**Excerto fornecido:**

▼▼▼

II. A posição da Requerente
Quanto à não aplicação do artigoº 78, n.º 7, al. b) do CIVA a entidades estrangeiras
48. Segundo a Requerente, a posição da Requerida segundo a qual o artigo 78.º do CIVA não é aplicável quando estejamos perante empresas estrangeiras levaria a que fossem afetadas não apenas as transações com sociedades não residentes sem estabelecimento estável em Portugal, como também aquelas que o têm e todas as demais que tenham registo de IVA em Portugal, ainda que aqui não possuam estabelecimento estável, uma vez que, em caso de insolvência, será sempre aplicável a lei de insolvência do respetivo país de domicílio – tipicamente, o da sua sede.
49. Deste modo, a "restrição preconizada pela AT, a ser validada, constituiria uma frontal violação, em geral, do princípio da não discriminação em razão da nacionalidade (ou, no caso das empresas, da localização da sede ou local onde foram constituídas) e, em especial, da liberdade de estabelecimento (cfr. artigo 49.º do Tratado que institui o funcionamento da União Europeia – TFUE), ou mesmo da livre prestação de serviços (cfr. artigo 56.º do TFUE), na medida em que trata de forma discriminatória uma empresa nacional, agravando a sua situação em termos de IVA, se ela transmitir bens (ou prestar serviços) a uma empresa residente noutro país da União e se, por qualquer motivo, essa empresa não pagar total ou parcialmente o preço dos bens (ou serviços) adquiridos em território nacional".
50. Sendo que, "ceteris paribus, não é inverosímil que um comprador estrangeiro seja preterido em relação aos nacionais ou tenha condições menos favoráveis na aquisição precisamente porque, compreensivelmente, o seu risco de crédito no tocante ao IVA é muito mais agravado se, em cenário de insolvência daquele, não houver como recuperar o IVA não pago".
51. Embora a Diretiva de Consolidação do IVA (Diretiva 2006/112/CE, do Conselho, de 28.11.2006, doravante DCIVA) permita que, no caso de operações total ou parcialmente não pagas, "os Estados possam derrogar a faculdade de regularização do IVA a favor do prestador/vendedor (cfr. n.º 2 do artigo 90.º), é igualmente certo que não o podem fazer de forma discriminatória comprometendo de alguma forma essa possibilidade quando o sujeito incumpridor não seja uma entidade nacional", antes devendo "observar escrupulosamente os princípios comunitários, em geral, como o da não discriminação e o da proporcionalidade, e os privativos do IVA, em particular, como são os princípios gerais do direito à dedução e da neutralidade".
52. Se assim não fosse, estaríamos perante "um condicionamento de ordem fiscal que afronta a liberdade de estabelecimento, não sendo necessário provar que houve efetivamente uma restrição nessa liberdade – i.e., que a norma em causa prejudicou, comprovadamente, empresas não domésticas – bastando que haja uma discriminação ou uma restrição potencial".

▲▲▲

Entradas de um conjunto de dados
▼▼▼

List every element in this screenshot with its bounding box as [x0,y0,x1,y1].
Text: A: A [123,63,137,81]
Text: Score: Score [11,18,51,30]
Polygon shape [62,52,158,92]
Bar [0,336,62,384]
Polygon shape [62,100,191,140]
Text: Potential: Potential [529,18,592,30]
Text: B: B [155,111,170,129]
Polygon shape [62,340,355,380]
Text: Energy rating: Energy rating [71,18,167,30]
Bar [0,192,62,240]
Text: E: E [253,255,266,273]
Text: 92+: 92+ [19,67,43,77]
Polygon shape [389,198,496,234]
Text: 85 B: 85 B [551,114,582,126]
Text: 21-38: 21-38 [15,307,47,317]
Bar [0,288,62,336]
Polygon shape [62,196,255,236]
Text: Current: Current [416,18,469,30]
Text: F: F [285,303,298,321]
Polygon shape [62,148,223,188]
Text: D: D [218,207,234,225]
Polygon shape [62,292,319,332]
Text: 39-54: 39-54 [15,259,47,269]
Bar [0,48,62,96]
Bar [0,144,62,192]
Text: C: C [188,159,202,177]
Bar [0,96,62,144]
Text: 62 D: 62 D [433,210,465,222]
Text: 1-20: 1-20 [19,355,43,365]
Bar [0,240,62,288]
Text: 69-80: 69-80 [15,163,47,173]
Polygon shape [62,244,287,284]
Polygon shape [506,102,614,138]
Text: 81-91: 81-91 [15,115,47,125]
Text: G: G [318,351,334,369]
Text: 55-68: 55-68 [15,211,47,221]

▲▲▲

**Instrução A:**
Diga se cada afirmação está de acordo com o excerto sobre o artigo 78.º do CIVA, respondendo sim ou não e citando as palavras decisivas do excerto: (i) segundo a Requerente, em caso de insolvência aplica-se sempre a lei de insolvência do país de domicílio da empresa; (ii) para haver afronta à liberdade de estabelecimento, é preciso provar que a norma prejudicou efetivamente empresas não domésticas; (iii) a liberdade de estabelecimento é associada ao artigo 56.º do TFUE.
**Instrução B:**
Reproduza, sem alterações, o trecho do excerto sobre o artigo 78.º do CIVA que começa nas palavras "II. A posição" e termina depois de "da sua sede.".
As linhas não têm qualquer papel nesta tarefa.

**Resposta redigida A:**
(i) Sim: "em caso de insolvência, será sempre aplicável a lei de insolvência do respetivo país de domicílio"
(ii) Não: "não sendo necessário provar que houve efetivamente uma restrição nessa liberdade"
(iii) Não: "da liberdade de estabelecimento (cfr. artigo 49.º do Tratado que institui o funcionamento da União Europeia – TFUE)"

**Resposta redigida B:**
II. A posição da Requerente
Quanto à não aplicação do artigoº 78, n.º 7, al. b) do CIVA a entidades estrangeiras
48. Segundo a Requerente, a posição da Requerida segundo a qual o artigo 78.º do CIVA não é aplicável quando estejamos perante empresas estrangeiras levaria a que fossem afetadas não apenas as transações com sociedades não residentes sem estabelecimento estável em Portugal, como também aquelas que o têm e todas as demais que tenham registo de IVA em Portugal, ainda que aqui não possuam estabelecimento estável, uma vez que, em caso de insolvência, será sempre aplicável a lei de insolvência do respetivo país de domicílio – tipicamente, o da sua sede.